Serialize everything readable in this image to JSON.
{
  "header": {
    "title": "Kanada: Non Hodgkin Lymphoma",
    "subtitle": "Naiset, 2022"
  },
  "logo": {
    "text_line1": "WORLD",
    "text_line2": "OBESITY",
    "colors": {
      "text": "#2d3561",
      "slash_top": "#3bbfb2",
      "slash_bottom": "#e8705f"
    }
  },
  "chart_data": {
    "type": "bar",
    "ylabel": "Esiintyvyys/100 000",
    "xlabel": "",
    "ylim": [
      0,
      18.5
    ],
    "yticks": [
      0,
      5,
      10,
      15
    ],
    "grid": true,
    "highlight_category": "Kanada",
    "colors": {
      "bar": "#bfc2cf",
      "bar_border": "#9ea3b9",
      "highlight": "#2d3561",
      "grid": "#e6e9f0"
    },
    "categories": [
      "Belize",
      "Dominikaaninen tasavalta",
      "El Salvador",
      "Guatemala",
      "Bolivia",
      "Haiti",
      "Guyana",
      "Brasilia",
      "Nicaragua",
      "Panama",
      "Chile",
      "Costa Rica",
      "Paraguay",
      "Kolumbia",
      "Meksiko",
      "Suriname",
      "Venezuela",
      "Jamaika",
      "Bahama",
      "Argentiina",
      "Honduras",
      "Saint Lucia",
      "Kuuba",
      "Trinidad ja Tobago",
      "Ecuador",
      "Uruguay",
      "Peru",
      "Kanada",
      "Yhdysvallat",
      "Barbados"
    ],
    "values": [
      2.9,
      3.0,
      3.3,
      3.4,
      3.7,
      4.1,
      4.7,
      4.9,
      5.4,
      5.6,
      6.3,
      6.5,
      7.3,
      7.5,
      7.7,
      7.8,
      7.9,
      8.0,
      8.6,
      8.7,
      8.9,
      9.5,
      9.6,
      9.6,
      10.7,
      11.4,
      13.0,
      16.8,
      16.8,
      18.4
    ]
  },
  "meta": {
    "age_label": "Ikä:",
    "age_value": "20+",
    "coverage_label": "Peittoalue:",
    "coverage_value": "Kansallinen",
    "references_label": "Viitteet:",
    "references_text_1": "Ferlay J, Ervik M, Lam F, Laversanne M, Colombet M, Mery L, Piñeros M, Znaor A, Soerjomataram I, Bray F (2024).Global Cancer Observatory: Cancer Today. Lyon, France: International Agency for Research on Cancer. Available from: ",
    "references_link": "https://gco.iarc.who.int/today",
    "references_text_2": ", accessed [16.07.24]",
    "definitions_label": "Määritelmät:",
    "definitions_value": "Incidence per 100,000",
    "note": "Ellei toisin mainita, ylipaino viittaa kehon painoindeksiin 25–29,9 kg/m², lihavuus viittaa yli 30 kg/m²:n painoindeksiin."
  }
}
::::::::
What is needed:
Restate the data above exactly, keeping each word as it stands.

Exercise response:
Serialize everything readable in this image to JSON.
{
  "header": {
    "title": "Kanada: Non Hodgkin Lymphoma",
    "subtitle": "Naiset, 2022"
  },
  "logo": {
    "text_line1": "WORLD",
    "text_line2": "OBESITY",
    "colors": {
      "text": "#2d3561",
      "slash_top": "#3bbfb2",
      "slash_bottom": "#e8705f"
    }
  },
  "chart_data": {
    "type": "bar",
    "ylabel": "Esiintyvyys/100 000",
    "xlabel": "",
    "ylim": [
      0,
      18.5
    ],
    "yticks": [
      0,
      5,
      10,
      15
    ],
    "grid": true,
    "highlight_category": "Kanada",
    "colors": {
      "bar": "#bfc2cf",
      "bar_border": "#9ea3b9",
      "highlight": "#2d3561",
      "grid": "#e6e9f0"
    },
    "categories": [
      "Belize",
      "Dominikaaninen tasavalta",
      "El Salvador",
      "Guatemala",
      "Bolivia",
      "Haiti",
      "Guyana",
      "Brasilia",
      "Nicaragua",
      "Panama",
      "Chile",
      "Costa Rica",
      "Paraguay",
      "Kolumbia",
      "Meksiko",
      "Suriname",
      "Venezuela",
      "Jamaika",
      "Bahama",
      "Argentiina",
      "Honduras",
      "Saint Lucia",
      "Kuuba",
      "Trinidad ja Tobago",
      "Ecuador",
      "Uruguay",
      "Peru",
      "Kanada",
      "Yhdysvallat",
      "Barbados"
    ],
    "values": [
      2.9,
      3.0,
      3.3,
      3.4,
      3.7,
      4.1,
      4.7,
      4.9,
      5.4,
      5.6,
      6.3,
      6.5,
      7.3,
      7.5,
      7.7,
      7.8,
      7.9,
      8.0,
      8.6,
      8.7,
      8.9,
      9.5,
      9.6,
      9.6,
      10.7,
      11.4,
      13.0,
      16.8,
      16.8,
      18.4
    ]
  },
  "meta": {
    "age_label": "Ikä:",
    "age_value": "20+",
    "coverage_label": "Peittoalue:",
    "coverage_value": "Kansallinen",
    "references_label": "Viitteet:",
    "references_text_1": "Ferlay J, Ervik M, Lam F, Laversanne M, Colombet M, Mery L, Piñeros M, Znaor A, Soerjomataram I, Bray F (2024).Global Cancer Observatory: Cancer Today. Lyon, France: International Agency for Research on Cancer. Available from: ",
    "references_link": "https://gco.iarc.who.int/today",
    "references_text_2": ", accessed [16.07.24]",
    "definitions_label": "Määritelmät:",
    "definitions_value": "Incidence per 100,000",
    "note": "Ellei toisin mainita, ylipaino viittaa kehon painoindeksiin 25–29,9 kg/m², lihavuus viittaa yli 30 kg/m²:n painoindeksiin."
  }
}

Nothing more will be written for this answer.